* TASK BRIEF
Filter the data for lines with the word "Shigella" and copy those lines.

* Figure dataset records
·····
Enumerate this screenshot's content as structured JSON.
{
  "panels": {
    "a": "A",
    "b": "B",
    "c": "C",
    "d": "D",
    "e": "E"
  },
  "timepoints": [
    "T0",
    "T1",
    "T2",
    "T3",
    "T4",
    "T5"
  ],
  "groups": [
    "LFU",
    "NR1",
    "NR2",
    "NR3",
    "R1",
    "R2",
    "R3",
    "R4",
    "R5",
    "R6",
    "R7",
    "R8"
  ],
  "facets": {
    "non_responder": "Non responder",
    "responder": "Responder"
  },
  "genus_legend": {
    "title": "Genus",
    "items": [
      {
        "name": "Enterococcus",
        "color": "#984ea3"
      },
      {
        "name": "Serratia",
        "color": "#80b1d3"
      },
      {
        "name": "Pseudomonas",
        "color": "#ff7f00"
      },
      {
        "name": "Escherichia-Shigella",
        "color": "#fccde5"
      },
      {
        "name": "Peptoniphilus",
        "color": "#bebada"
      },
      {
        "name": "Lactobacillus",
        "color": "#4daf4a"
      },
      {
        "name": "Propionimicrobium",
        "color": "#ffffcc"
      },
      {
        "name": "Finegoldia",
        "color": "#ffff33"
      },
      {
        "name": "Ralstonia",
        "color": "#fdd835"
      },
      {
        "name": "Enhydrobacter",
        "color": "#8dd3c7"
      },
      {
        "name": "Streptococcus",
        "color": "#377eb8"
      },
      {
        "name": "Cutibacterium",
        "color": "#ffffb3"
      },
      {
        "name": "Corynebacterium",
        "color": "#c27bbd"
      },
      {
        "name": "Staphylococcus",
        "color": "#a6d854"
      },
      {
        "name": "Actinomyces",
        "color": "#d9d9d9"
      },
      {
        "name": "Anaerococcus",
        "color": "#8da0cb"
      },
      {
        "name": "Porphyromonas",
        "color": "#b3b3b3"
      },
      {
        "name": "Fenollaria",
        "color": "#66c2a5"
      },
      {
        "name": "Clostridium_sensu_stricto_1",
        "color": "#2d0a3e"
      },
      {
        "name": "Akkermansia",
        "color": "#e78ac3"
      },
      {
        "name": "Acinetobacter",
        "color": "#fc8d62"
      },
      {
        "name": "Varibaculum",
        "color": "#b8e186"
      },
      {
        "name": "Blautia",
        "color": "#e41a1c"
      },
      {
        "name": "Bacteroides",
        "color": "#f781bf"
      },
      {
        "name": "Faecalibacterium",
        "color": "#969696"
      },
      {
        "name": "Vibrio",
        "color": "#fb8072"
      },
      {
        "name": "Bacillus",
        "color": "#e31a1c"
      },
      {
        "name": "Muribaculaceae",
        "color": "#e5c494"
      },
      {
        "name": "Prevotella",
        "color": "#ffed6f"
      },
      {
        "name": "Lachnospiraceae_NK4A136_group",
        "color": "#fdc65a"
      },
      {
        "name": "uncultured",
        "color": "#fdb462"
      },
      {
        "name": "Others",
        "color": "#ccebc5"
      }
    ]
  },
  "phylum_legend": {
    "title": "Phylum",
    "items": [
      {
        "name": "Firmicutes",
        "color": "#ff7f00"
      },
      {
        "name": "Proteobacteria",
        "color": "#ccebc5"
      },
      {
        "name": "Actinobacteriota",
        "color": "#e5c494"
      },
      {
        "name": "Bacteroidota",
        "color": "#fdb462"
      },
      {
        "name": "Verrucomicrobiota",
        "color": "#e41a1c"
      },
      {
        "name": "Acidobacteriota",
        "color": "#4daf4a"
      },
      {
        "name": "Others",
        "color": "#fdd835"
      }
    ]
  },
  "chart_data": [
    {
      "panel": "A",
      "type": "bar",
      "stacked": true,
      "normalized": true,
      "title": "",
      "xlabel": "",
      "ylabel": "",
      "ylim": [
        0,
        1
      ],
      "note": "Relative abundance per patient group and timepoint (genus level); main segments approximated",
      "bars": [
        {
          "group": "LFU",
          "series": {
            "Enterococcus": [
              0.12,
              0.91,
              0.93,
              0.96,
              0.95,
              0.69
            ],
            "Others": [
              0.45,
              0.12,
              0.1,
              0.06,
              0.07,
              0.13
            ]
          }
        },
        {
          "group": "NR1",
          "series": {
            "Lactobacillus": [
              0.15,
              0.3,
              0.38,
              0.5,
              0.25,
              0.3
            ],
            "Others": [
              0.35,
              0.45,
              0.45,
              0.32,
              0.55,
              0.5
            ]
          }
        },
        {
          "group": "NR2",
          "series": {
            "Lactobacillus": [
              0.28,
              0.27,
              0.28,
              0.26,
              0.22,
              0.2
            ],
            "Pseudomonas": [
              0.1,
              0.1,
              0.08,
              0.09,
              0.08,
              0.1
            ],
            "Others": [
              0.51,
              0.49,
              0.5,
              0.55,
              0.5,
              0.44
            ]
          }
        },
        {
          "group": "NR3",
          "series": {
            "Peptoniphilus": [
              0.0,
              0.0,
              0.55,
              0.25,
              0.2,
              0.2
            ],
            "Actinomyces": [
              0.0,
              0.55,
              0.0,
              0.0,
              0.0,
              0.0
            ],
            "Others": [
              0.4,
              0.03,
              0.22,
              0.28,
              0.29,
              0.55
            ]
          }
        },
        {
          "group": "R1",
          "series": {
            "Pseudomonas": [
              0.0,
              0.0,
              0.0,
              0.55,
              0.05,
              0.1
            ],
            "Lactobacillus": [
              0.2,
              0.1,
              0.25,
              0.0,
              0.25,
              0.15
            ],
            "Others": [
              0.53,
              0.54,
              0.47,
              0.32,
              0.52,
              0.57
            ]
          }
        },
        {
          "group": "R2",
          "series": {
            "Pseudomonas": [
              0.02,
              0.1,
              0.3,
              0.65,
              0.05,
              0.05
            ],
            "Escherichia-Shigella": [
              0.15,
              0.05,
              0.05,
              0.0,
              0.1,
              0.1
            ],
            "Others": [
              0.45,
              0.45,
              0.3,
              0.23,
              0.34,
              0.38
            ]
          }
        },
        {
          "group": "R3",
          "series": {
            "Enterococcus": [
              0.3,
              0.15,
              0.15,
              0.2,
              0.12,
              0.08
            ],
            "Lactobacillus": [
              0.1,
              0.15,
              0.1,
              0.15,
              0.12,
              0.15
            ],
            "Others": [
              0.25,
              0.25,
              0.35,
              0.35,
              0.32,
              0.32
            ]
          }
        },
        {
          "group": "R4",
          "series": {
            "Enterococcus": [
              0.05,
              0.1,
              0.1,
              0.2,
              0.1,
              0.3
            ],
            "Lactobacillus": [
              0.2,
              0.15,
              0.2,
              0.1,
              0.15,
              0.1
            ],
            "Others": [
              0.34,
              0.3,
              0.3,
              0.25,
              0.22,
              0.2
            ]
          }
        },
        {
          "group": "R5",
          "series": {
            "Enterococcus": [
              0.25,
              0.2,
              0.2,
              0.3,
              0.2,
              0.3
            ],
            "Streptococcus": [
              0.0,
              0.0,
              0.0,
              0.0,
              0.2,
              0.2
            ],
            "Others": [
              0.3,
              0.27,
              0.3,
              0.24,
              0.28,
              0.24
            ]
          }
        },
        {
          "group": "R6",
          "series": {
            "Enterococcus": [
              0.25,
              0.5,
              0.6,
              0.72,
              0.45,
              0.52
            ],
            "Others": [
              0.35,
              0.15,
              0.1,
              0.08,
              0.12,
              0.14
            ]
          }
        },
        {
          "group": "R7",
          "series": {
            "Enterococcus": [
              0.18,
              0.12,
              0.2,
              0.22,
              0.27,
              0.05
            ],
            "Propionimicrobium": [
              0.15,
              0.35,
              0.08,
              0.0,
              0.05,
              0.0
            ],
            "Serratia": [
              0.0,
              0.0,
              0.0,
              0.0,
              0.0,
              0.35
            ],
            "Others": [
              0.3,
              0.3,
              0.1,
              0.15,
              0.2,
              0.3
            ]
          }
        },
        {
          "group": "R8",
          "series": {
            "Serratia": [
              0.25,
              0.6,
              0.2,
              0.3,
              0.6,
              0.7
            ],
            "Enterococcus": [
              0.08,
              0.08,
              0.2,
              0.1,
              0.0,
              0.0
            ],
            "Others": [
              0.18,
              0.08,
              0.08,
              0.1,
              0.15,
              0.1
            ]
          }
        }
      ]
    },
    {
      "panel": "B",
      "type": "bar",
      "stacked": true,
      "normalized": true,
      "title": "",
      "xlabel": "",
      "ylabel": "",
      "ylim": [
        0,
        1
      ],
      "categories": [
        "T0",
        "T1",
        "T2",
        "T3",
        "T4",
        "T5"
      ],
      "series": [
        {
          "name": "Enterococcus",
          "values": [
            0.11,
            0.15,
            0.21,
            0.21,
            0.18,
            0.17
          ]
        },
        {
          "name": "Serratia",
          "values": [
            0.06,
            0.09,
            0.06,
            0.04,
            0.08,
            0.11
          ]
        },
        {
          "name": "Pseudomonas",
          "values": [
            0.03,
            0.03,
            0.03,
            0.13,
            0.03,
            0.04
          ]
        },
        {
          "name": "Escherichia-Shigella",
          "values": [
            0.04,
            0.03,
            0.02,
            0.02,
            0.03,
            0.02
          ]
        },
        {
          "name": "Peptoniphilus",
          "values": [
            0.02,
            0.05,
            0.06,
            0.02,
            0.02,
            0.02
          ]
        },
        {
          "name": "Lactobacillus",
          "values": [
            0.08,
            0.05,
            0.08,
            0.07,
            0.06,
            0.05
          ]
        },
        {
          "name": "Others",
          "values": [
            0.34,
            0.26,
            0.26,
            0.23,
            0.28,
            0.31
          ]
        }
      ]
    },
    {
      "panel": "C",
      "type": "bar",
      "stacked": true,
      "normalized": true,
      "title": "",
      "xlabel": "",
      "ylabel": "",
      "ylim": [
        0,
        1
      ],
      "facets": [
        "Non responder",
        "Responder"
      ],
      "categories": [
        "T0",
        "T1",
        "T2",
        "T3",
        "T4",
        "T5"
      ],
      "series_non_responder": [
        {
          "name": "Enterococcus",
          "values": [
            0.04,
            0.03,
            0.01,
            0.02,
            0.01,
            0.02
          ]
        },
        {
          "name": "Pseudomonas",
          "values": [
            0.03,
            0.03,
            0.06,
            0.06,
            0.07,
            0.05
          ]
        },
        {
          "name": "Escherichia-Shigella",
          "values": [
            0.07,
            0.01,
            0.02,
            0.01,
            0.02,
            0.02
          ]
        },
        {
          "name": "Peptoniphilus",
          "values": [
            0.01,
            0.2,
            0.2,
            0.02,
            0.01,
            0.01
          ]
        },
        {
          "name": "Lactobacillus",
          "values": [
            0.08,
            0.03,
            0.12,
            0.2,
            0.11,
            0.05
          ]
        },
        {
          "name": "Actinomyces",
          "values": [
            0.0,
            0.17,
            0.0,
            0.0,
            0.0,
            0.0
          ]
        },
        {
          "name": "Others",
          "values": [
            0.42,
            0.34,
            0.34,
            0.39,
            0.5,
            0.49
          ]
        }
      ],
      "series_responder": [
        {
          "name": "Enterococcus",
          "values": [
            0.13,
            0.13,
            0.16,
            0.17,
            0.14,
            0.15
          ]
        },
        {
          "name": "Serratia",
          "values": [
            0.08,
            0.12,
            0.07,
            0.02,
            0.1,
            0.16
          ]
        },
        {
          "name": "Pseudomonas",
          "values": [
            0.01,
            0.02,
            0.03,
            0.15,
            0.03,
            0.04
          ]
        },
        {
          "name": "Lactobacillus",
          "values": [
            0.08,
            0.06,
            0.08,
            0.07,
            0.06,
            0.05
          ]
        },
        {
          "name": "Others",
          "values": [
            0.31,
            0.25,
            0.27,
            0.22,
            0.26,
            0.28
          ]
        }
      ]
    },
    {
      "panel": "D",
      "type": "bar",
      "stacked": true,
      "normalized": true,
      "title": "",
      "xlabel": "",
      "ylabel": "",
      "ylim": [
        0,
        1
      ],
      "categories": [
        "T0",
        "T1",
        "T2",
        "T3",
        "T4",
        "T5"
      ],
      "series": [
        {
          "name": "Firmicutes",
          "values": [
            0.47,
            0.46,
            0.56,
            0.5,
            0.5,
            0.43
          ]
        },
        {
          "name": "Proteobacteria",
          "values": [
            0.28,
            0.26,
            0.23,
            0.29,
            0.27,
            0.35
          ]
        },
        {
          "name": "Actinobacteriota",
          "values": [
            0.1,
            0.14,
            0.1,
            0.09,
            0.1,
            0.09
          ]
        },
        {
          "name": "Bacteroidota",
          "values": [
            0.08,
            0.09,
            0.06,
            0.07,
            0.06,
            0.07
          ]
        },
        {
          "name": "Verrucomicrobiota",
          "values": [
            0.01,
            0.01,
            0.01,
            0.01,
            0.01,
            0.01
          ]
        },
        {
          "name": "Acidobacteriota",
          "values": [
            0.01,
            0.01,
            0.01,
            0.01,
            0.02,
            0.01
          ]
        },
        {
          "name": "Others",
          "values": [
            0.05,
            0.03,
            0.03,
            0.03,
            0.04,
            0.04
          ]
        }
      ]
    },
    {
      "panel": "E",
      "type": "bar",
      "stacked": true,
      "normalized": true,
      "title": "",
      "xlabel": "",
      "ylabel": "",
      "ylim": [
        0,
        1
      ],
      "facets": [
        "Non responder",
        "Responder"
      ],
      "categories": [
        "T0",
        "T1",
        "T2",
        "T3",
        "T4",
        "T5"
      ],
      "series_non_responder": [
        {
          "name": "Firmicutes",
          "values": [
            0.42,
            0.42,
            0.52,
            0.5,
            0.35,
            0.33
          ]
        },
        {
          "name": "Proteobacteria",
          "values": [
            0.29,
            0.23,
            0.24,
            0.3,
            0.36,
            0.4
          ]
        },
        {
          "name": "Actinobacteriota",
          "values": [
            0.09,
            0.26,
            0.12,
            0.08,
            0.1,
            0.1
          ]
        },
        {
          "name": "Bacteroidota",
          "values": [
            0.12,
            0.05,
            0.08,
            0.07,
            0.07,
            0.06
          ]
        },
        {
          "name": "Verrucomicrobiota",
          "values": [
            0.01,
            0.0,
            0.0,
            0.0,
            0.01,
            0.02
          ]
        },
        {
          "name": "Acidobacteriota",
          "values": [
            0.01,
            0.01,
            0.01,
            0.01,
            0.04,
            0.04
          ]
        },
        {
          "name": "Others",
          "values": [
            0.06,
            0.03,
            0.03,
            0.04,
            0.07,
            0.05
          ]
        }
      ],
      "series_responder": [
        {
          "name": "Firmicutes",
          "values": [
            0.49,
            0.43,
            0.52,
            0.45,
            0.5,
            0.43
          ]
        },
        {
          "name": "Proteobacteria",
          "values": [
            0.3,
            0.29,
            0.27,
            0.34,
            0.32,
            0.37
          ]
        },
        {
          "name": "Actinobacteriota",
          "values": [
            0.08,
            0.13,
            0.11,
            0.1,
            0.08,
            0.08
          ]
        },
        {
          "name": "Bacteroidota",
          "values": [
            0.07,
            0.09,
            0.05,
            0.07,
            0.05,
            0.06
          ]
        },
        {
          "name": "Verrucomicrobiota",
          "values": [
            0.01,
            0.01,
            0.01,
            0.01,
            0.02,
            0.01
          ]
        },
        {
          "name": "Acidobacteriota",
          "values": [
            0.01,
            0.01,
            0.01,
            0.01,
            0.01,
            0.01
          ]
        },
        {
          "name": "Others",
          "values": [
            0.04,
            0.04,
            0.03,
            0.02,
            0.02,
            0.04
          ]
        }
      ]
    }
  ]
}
·····
* REPLY TO THE TASK
        "name": "Escherichia-Shigella",
            "Escherichia-Shigella": [
          "name": "Escherichia-Shigella",
          "name": "Escherichia-Shigella",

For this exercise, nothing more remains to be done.